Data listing
......
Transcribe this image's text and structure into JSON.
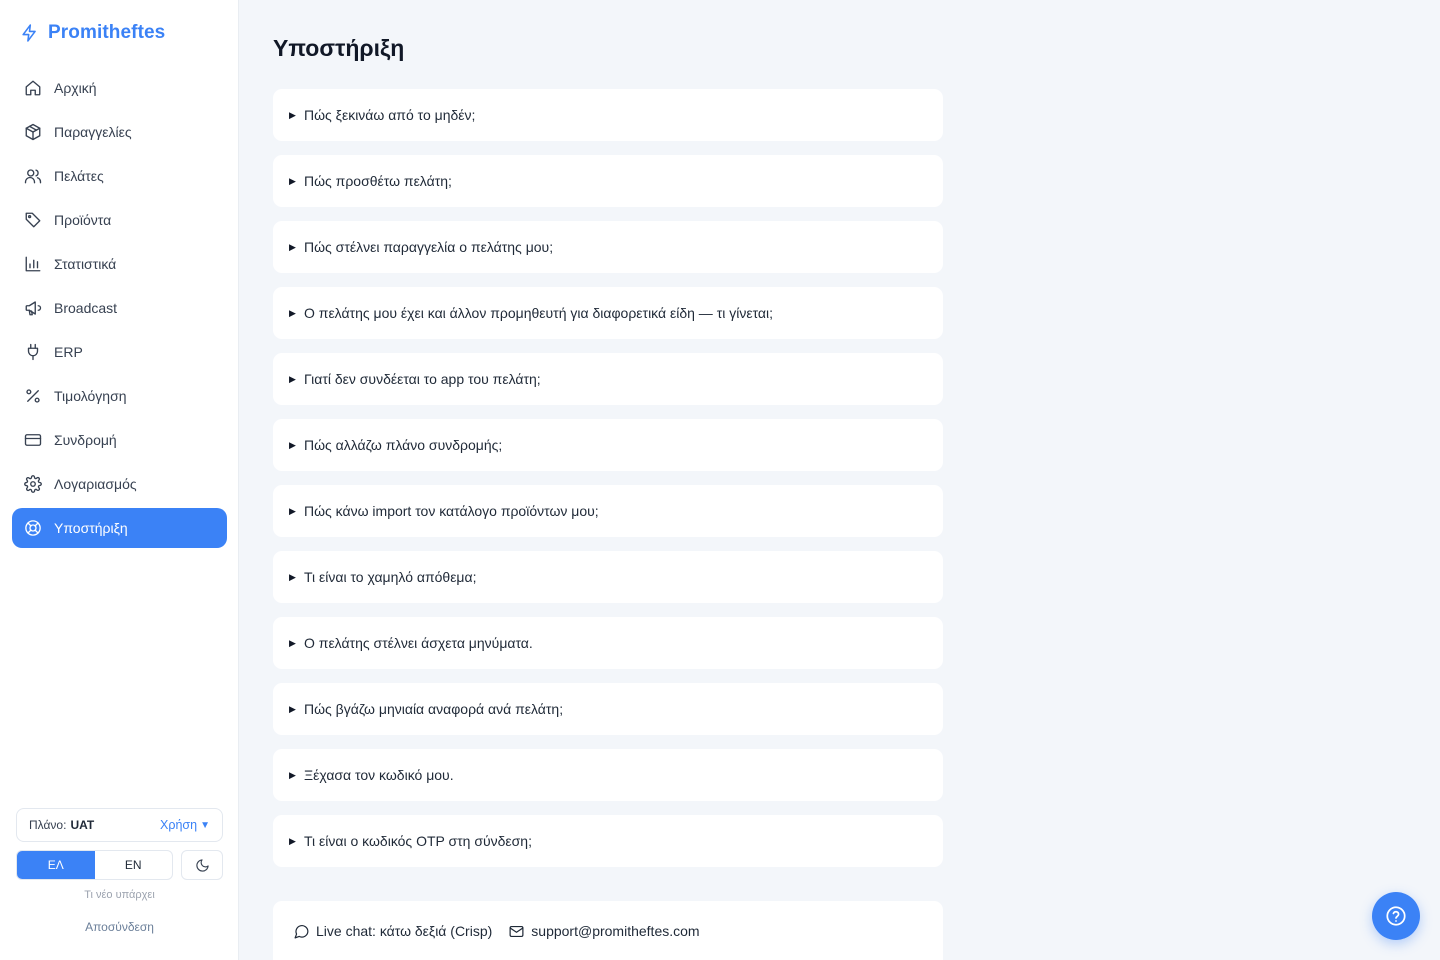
{
  "brand": {
    "name": "Promitheftes",
    "icon": "lightning-icon",
    "color": "#3b82f6"
  },
  "sidebar": {
    "items": [
      {
        "label": "Αρχική",
        "icon": "home-icon"
      },
      {
        "label": "Παραγγελίες",
        "icon": "package-icon"
      },
      {
        "label": "Πελάτες",
        "icon": "users-icon"
      },
      {
        "label": "Προϊόντα",
        "icon": "tag-icon"
      },
      {
        "label": "Στατιστικά",
        "icon": "bar-chart-icon"
      },
      {
        "label": "Broadcast",
        "icon": "megaphone-icon"
      },
      {
        "label": "ERP",
        "icon": "plug-icon"
      },
      {
        "label": "Τιμολόγηση",
        "icon": "percent-icon"
      },
      {
        "label": "Συνδρομή",
        "icon": "credit-card-icon"
      },
      {
        "label": "Λογαριασμός",
        "icon": "gear-icon"
      },
      {
        "label": "Υποστήριξη",
        "icon": "lifebuoy-icon",
        "active": true
      }
    ],
    "plan": {
      "label": "Πλάνο:",
      "value": "UAT",
      "usage_label": "Χρήση",
      "usage_caret": "▼"
    },
    "languages": [
      {
        "code": "ΕΛ",
        "active": true
      },
      {
        "code": "EN",
        "active": false
      }
    ],
    "theme_icon": "moon-icon",
    "whats_new": "Τι νέο υπάρχει",
    "logout": "Αποσύνδεση"
  },
  "main": {
    "title": "Υποστήριξη",
    "faq_marker": "▶",
    "faqs": [
      "Πώς ξεκινάω από το μηδέν;",
      "Πώς προσθέτω πελάτη;",
      "Πώς στέλνει παραγγελία ο πελάτης μου;",
      "Ο πελάτης μου έχει και άλλον προμηθευτή για διαφορετικά είδη — τι γίνεται;",
      "Γιατί δεν συνδέεται το app του πελάτη;",
      "Πώς αλλάζω πλάνο συνδρομής;",
      "Πώς κάνω import τον κατάλογο προϊόντων μου;",
      "Τι είναι το χαμηλό απόθεμα;",
      "Ο πελάτης στέλνει άσχετα μηνύματα.",
      "Πώς βγάζω μηνιαία αναφορά ανά πελάτη;",
      "Ξέχασα τον κωδικό μου.",
      "Τι είναι ο κωδικός OTP στη σύνδεση;"
    ],
    "contact": {
      "live_chat": "Live chat: κάτω δεξιά (Crisp)",
      "email": "support@promitheftes.com"
    }
  },
  "help_button_icon": "help-circle-icon"
}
......
> [YOUR OBJECTIVE]: Report how many lines in the data contain the word "είναι", with no words besides the number.

> [ANSWER]: 2